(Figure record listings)
____________________

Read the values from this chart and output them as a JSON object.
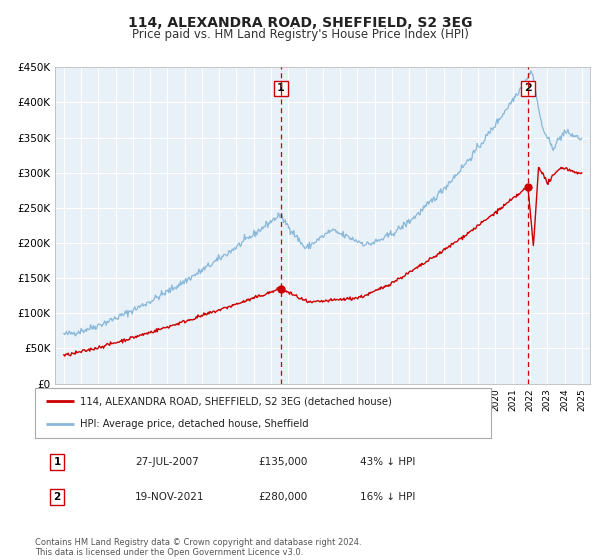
{
  "title": "114, ALEXANDRA ROAD, SHEFFIELD, S2 3EG",
  "subtitle": "Price paid vs. HM Land Registry's House Price Index (HPI)",
  "title_fontsize": 10,
  "subtitle_fontsize": 8.5,
  "background_color": "#ffffff",
  "plot_bg_color": "#e8f0f8",
  "grid_color": "#ffffff",
  "red_color": "#cc0000",
  "blue_color": "#89b8d8",
  "marker_color": "#cc0000",
  "vline_color": "#cc0000",
  "ylabel_ticks": [
    "£0",
    "£50K",
    "£100K",
    "£150K",
    "£200K",
    "£250K",
    "£300K",
    "£350K",
    "£400K",
    "£450K"
  ],
  "ytick_values": [
    0,
    50000,
    100000,
    150000,
    200000,
    250000,
    300000,
    350000,
    400000,
    450000
  ],
  "xmin": 1994.5,
  "xmax": 2025.5,
  "ymin": 0,
  "ymax": 450000,
  "transaction1_date": 2007.57,
  "transaction1_price": 135000,
  "transaction1_label": "1",
  "transaction2_date": 2021.88,
  "transaction2_price": 280000,
  "transaction2_label": "2",
  "legend_line1": "114, ALEXANDRA ROAD, SHEFFIELD, S2 3EG (detached house)",
  "legend_line2": "HPI: Average price, detached house, Sheffield",
  "table_row1_num": "1",
  "table_row1_date": "27-JUL-2007",
  "table_row1_price": "£135,000",
  "table_row1_hpi": "43% ↓ HPI",
  "table_row2_num": "2",
  "table_row2_date": "19-NOV-2021",
  "table_row2_price": "£280,000",
  "table_row2_hpi": "16% ↓ HPI",
  "footer": "Contains HM Land Registry data © Crown copyright and database right 2024.\nThis data is licensed under the Open Government Licence v3.0."
}
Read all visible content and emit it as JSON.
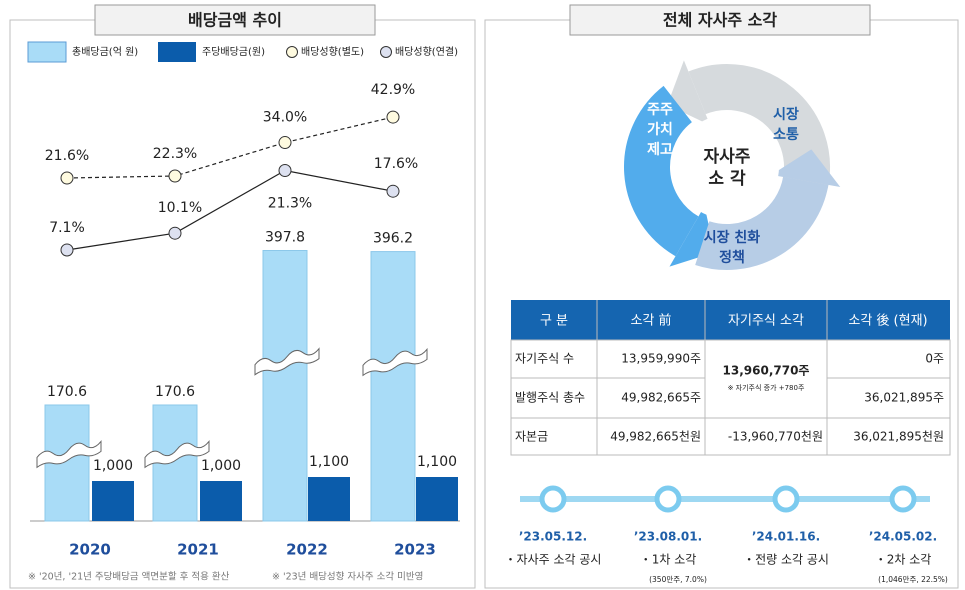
{
  "dividend_panel": {
    "title": "배당금액 추이",
    "legend": [
      "총배당금(억 원)",
      "주당배당금(원)",
      "배당성향(별도)",
      "배당성향(연결)"
    ],
    "categories": [
      "2020",
      "2021",
      "2022",
      "2023"
    ],
    "total_dividend": {
      "values": [
        170.6,
        170.6,
        397.8,
        396.2
      ],
      "color": "#a9dcf7"
    },
    "dividend_per_share": {
      "values": [
        1000,
        1000,
        1100,
        1100
      ],
      "value_labels": [
        "1,000",
        "1,000",
        "1,100",
        "1,100"
      ],
      "color": "#0b5cab"
    },
    "payout_separate": {
      "values": [
        21.6,
        22.3,
        34.0,
        42.9
      ],
      "value_labels": [
        "21.6%",
        "22.3%",
        "34.0%",
        "42.9%"
      ],
      "color": "#fffbe0"
    },
    "payout_consolidated": {
      "values": [
        7.1,
        10.1,
        21.3,
        17.6
      ],
      "value_labels": [
        "7.1%",
        "10.1%",
        "21.3%",
        "17.6%"
      ],
      "color": "#dde1f0"
    },
    "footnotes": [
      "※ '20년, '21년 주당배당금 액면분할 후 적용 환산",
      "※ '23년 배당성향 자사주 소각 미반영"
    ]
  },
  "buyback_panel": {
    "title": "전체 자사주 소각",
    "cycle": {
      "center": [
        "자사주",
        "소 각"
      ],
      "left": [
        "주주",
        "가치",
        "제고"
      ],
      "right": [
        "시장",
        "소통"
      ],
      "bottom": [
        "시장 친화",
        "정책"
      ]
    },
    "table": {
      "header": [
        "구 분",
        "소각 前",
        "자기주식 소각",
        "소각 後 (현재)"
      ],
      "rows": [
        [
          "자기주식 수",
          "13,959,990주",
          "13,960,770주",
          "0주"
        ],
        [
          "발행주식 총수",
          "49,982,665주",
          "36,021,895주"
        ],
        [
          "자본금",
          "49,982,665천원",
          "-13,960,770천원",
          "36,021,895천원"
        ]
      ],
      "note": "※ 자기주식 증가 +780주"
    },
    "timeline": [
      {
        "date": "’23.05.12.",
        "event": "・자사주 소각 공시"
      },
      {
        "date": "’23.08.01.",
        "event": "・1차 소각",
        "note": "(350만주, 7.0%)"
      },
      {
        "date": "’24.01.16.",
        "event": "・전량 소각 공시"
      },
      {
        "date": "’24.05.02.",
        "event": "・2차 소각",
        "note": "(1,046만주, 22.5%)"
      }
    ]
  }
}
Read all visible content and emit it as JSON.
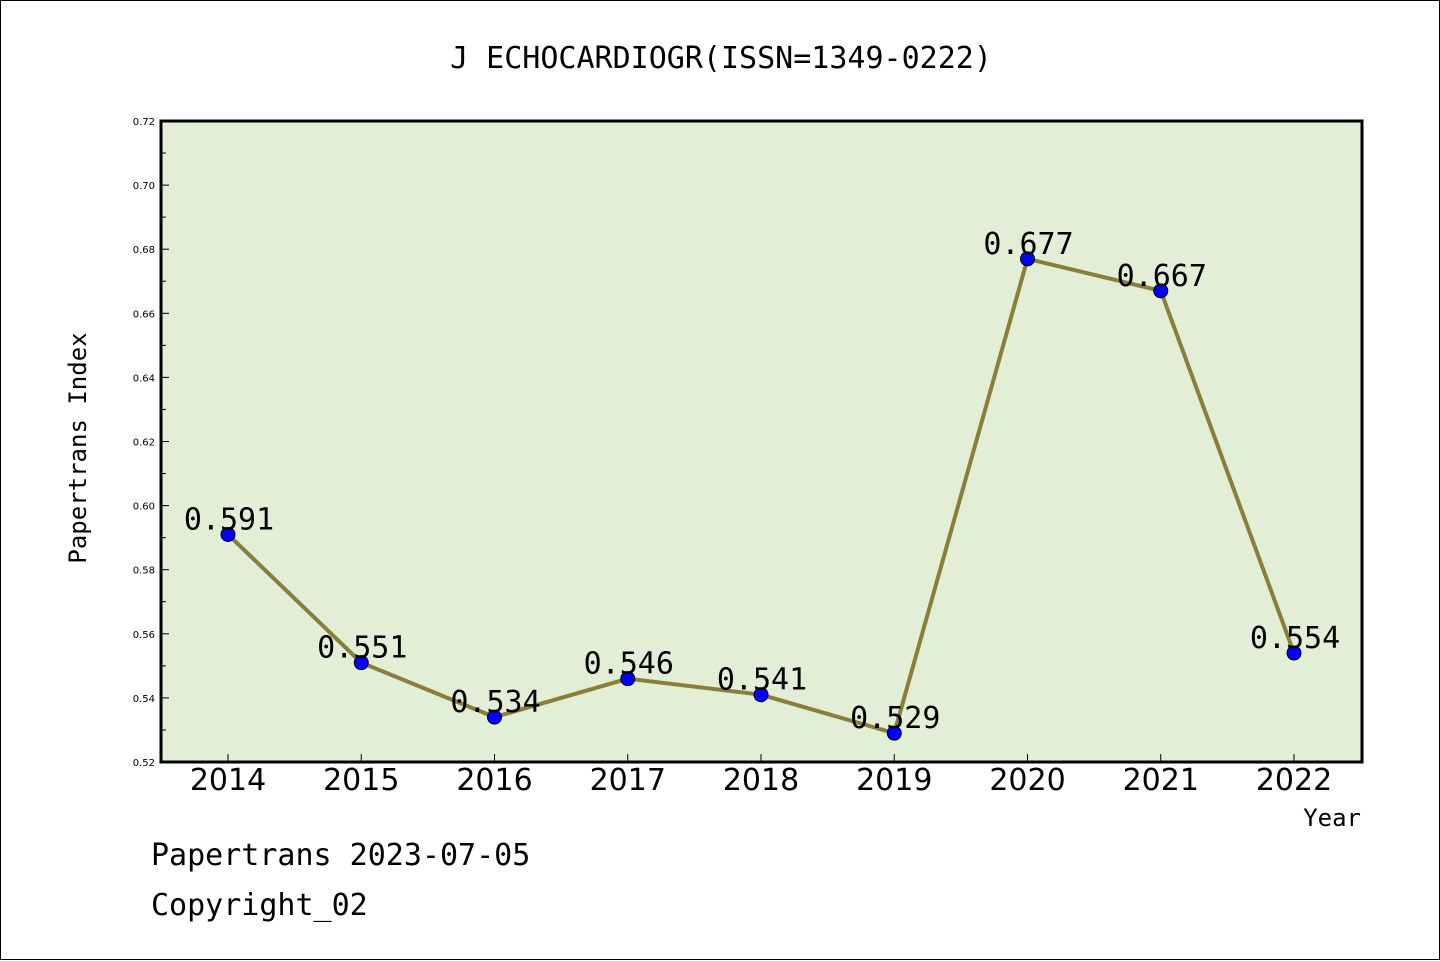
{
  "chart_data": {
    "type": "line",
    "title": "J ECHOCARDIOGR(ISSN=1349-0222)",
    "xlabel": "Year",
    "ylabel": "Papertrans Index",
    "categories": [
      "2014",
      "2015",
      "2016",
      "2017",
      "2018",
      "2019",
      "2020",
      "2021",
      "2022"
    ],
    "values": [
      0.591,
      0.551,
      0.534,
      0.546,
      0.541,
      0.529,
      0.677,
      0.667,
      0.554
    ],
    "data_labels": [
      "0.591",
      "0.551",
      "0.534",
      "0.546",
      "0.541",
      "0.529",
      "0.677",
      "0.667",
      "0.554"
    ],
    "ylim": [
      0.52,
      0.72
    ],
    "yticks": [
      "0.52",
      "0.54",
      "0.56",
      "0.58",
      "0.60",
      "0.62",
      "0.64",
      "0.66",
      "0.68",
      "0.70",
      "0.72"
    ],
    "grid": false,
    "legend": "none"
  },
  "footer": {
    "line1": "Papertrans 2023-07-05",
    "line2": "Copyright_02"
  },
  "colors": {
    "plot_bg": "#e2efd6",
    "line": "#8b7d3a",
    "marker": "#0000ff",
    "axis": "#000000"
  }
}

____________________

→ **AIM**
Copy out the records above in full, exactly as written, but not the pictures.

→ **OUTPUT FOR THIS EXERCISE**
Read the values from this chart and output them as a JSON object.
{
  "title": "114, ALEXANDRA ROAD, SHEFFIELD, S2 3EG",
  "subtitle": "Price paid vs. HM Land Registry's House Price Index (HPI)",
  "title_fontsize": 10,
  "subtitle_fontsize": 8.5,
  "background_color": "#ffffff",
  "plot_bg_color": "#e8f0f8",
  "grid_color": "#ffffff",
  "red_color": "#cc0000",
  "blue_color": "#89b8d8",
  "marker_color": "#cc0000",
  "vline_color": "#cc0000",
  "ylabel_ticks": [
    "£0",
    "£50K",
    "£100K",
    "£150K",
    "£200K",
    "£250K",
    "£300K",
    "£350K",
    "£400K",
    "£450K"
  ],
  "ytick_values": [
    0,
    50000,
    100000,
    150000,
    200000,
    250000,
    300000,
    350000,
    400000,
    450000
  ],
  "xmin": 1994.5,
  "xmax": 2025.5,
  "ymin": 0,
  "ymax": 450000,
  "transaction1_date": 2007.57,
  "transaction1_price": 135000,
  "transaction1_label": "1",
  "transaction2_date": 2021.88,
  "transaction2_price": 280000,
  "transaction2_label": "2",
  "legend_line1": "114, ALEXANDRA ROAD, SHEFFIELD, S2 3EG (detached house)",
  "legend_line2": "HPI: Average price, detached house, Sheffield",
  "table_row1_num": "1",
  "table_row1_date": "27-JUL-2007",
  "table_row1_price": "£135,000",
  "table_row1_hpi": "43% ↓ HPI",
  "table_row2_num": "2",
  "table_row2_date": "19-NOV-2021",
  "table_row2_price": "£280,000",
  "table_row2_hpi": "16% ↓ HPI",
  "footer": "Contains HM Land Registry data © Crown copyright and database right 2024.\nThis data is licensed under the Open Government Licence v3.0."
}
Read all visible content and emit it as JSON.
{
  "dividend_panel": {
    "title": "배당금액 추이",
    "legend": [
      "총배당금(억 원)",
      "주당배당금(원)",
      "배당성향(별도)",
      "배당성향(연결)"
    ],
    "categories": [
      "2020",
      "2021",
      "2022",
      "2023"
    ],
    "total_dividend": {
      "values": [
        170.6,
        170.6,
        397.8,
        396.2
      ],
      "color": "#a9dcf7"
    },
    "dividend_per_share": {
      "values": [
        1000,
        1000,
        1100,
        1100
      ],
      "value_labels": [
        "1,000",
        "1,000",
        "1,100",
        "1,100"
      ],
      "color": "#0b5cab"
    },
    "payout_separate": {
      "values": [
        21.6,
        22.3,
        34.0,
        42.9
      ],
      "value_labels": [
        "21.6%",
        "22.3%",
        "34.0%",
        "42.9%"
      ],
      "color": "#fffbe0"
    },
    "payout_consolidated": {
      "values": [
        7.1,
        10.1,
        21.3,
        17.6
      ],
      "value_labels": [
        "7.1%",
        "10.1%",
        "21.3%",
        "17.6%"
      ],
      "color": "#dde1f0"
    },
    "footnotes": [
      "※ '20년, '21년 주당배당금 액면분할 후 적용 환산",
      "※ '23년 배당성향 자사주 소각 미반영"
    ]
  },
  "buyback_panel": {
    "title": "전체 자사주 소각",
    "cycle": {
      "center": [
        "자사주",
        "소 각"
      ],
      "left": [
        "주주",
        "가치",
        "제고"
      ],
      "right": [
        "시장",
        "소통"
      ],
      "bottom": [
        "시장 친화",
        "정책"
      ]
    },
    "table": {
      "header": [
        "구 분",
        "소각 前",
        "자기주식 소각",
        "소각 後 (현재)"
      ],
      "rows": [
        [
          "자기주식 수",
          "13,959,990주",
          "13,960,770주",
          "0주"
        ],
        [
          "발행주식 총수",
          "49,982,665주",
          "36,021,895주"
        ],
        [
          "자본금",
          "49,982,665천원",
          "-13,960,770천원",
          "36,021,895천원"
        ]
      ],
      "note": "※ 자기주식 증가 +780주"
    },
    "timeline": [
      {
        "date": "’23.05.12.",
        "event": "・자사주 소각 공시"
      },
      {
        "date": "’23.08.01.",
        "event": "・1차 소각",
        "note": "(350만주, 7.0%)"
      },
      {
        "date": "’24.01.16.",
        "event": "・전량 소각 공시"
      },
      {
        "date": "’24.05.02.",
        "event": "・2차 소각",
        "note": "(1,046만주, 22.5%)"
      }
    ]
  }
}
Read all visible content and emit it as JSON.
{
  "chart_data": {
    "type": "line",
    "title": "J ECHOCARDIOGR(ISSN=1349-0222)",
    "xlabel": "Year",
    "ylabel": "Papertrans Index",
    "categories": [
      "2014",
      "2015",
      "2016",
      "2017",
      "2018",
      "2019",
      "2020",
      "2021",
      "2022"
    ],
    "values": [
      0.591,
      0.551,
      0.534,
      0.546,
      0.541,
      0.529,
      0.677,
      0.667,
      0.554
    ],
    "data_labels": [
      "0.591",
      "0.551",
      "0.534",
      "0.546",
      "0.541",
      "0.529",
      "0.677",
      "0.667",
      "0.554"
    ],
    "ylim": [
      0.52,
      0.72
    ],
    "yticks": [
      "0.52",
      "0.54",
      "0.56",
      "0.58",
      "0.60",
      "0.62",
      "0.64",
      "0.66",
      "0.68",
      "0.70",
      "0.72"
    ],
    "grid": false,
    "legend": "none"
  },
  "footer": {
    "line1": "Papertrans 2023-07-05",
    "line2": "Copyright_02"
  },
  "colors": {
    "plot_bg": "#e2efd6",
    "line": "#8b7d3a",
    "marker": "#0000ff",
    "axis": "#000000"
  }
}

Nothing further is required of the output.